Brief: Return each line containing the string "rama".

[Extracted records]
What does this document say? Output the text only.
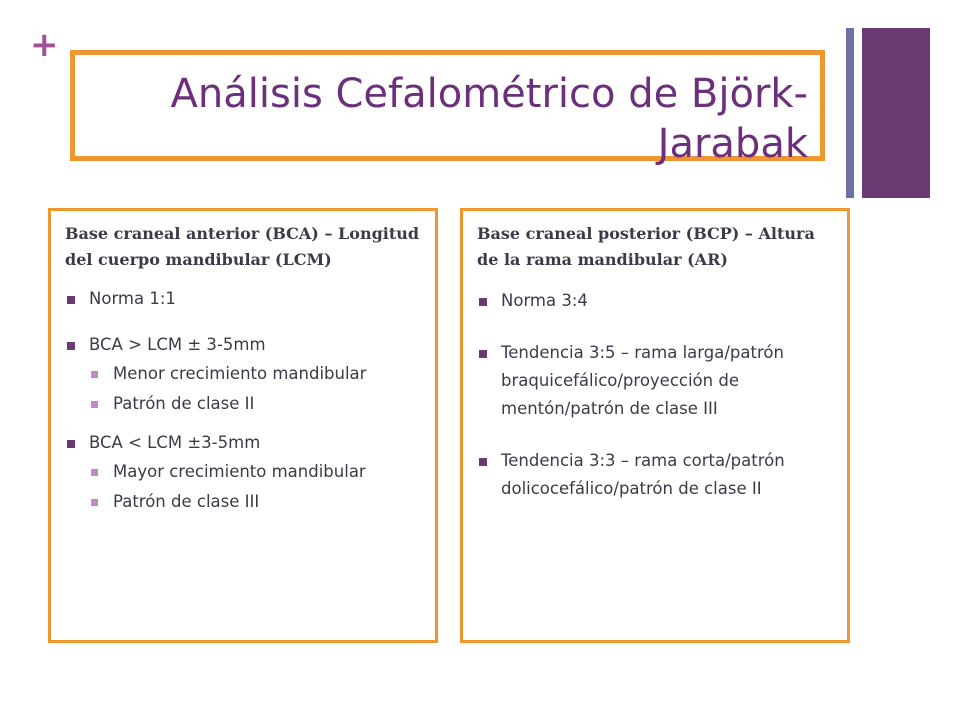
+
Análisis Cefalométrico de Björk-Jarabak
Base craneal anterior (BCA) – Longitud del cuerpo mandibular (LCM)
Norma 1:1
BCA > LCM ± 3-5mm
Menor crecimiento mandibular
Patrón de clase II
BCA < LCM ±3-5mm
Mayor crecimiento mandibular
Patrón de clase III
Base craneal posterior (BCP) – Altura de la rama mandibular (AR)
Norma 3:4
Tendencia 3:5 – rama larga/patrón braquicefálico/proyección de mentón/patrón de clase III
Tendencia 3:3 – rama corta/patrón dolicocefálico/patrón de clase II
---
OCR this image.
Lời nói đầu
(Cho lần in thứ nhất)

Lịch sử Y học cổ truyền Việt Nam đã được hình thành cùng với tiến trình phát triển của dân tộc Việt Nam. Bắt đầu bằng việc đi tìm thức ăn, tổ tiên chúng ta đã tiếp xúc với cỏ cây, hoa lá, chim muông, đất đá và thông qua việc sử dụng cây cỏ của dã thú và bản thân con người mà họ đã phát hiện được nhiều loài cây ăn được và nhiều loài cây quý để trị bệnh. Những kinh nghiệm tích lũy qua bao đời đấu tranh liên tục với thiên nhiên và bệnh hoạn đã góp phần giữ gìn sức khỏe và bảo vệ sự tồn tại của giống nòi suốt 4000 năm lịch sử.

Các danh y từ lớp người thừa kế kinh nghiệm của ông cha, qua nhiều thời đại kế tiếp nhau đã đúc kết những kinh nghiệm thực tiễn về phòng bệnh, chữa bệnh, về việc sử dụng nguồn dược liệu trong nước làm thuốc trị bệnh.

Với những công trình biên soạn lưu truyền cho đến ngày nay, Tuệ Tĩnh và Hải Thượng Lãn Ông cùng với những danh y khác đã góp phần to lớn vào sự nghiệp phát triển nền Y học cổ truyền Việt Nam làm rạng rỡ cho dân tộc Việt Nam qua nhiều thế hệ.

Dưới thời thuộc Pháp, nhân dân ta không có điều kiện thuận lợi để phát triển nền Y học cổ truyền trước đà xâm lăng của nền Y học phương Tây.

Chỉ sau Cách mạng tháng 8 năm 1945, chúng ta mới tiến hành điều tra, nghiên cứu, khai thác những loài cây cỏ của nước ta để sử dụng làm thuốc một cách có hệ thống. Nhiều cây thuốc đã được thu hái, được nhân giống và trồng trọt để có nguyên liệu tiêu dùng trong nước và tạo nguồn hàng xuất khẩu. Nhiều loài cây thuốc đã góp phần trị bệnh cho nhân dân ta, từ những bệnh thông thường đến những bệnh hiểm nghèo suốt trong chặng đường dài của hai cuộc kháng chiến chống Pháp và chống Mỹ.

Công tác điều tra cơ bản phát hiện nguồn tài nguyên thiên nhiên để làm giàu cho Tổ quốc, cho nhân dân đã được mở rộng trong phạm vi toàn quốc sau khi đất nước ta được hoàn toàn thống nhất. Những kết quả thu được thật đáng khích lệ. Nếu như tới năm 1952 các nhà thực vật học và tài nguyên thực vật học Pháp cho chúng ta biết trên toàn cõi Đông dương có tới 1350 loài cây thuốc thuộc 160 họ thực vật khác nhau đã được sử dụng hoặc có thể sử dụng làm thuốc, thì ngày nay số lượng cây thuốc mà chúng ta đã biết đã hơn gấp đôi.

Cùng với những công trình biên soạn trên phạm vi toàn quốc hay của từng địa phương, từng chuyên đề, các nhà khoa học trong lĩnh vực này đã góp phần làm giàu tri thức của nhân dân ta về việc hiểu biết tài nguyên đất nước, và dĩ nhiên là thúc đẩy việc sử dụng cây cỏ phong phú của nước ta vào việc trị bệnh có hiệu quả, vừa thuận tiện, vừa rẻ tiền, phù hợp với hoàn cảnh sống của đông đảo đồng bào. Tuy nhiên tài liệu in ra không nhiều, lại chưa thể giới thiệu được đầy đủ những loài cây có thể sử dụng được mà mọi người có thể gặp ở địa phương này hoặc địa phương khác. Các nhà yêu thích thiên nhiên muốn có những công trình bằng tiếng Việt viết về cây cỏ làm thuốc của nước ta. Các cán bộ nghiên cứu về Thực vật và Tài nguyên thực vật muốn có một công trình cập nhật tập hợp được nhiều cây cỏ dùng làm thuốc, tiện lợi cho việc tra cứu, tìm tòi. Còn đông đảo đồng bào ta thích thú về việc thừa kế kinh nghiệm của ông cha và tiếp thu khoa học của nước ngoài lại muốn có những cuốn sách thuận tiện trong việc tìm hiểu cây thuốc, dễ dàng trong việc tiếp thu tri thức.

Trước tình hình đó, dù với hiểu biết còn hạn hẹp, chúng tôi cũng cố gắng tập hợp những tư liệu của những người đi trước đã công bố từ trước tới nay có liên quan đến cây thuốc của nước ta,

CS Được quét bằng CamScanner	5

Written answer:
Base craneal posterior (BCP) – Altura de la rama mandibular (AR)
Tendencia 3:5 – rama larga/patrón braquicefálico/proyección de mentón/patrón de clase III
Tendencia 3:3 – rama corta/patrón dolicocefálico/patrón de clase II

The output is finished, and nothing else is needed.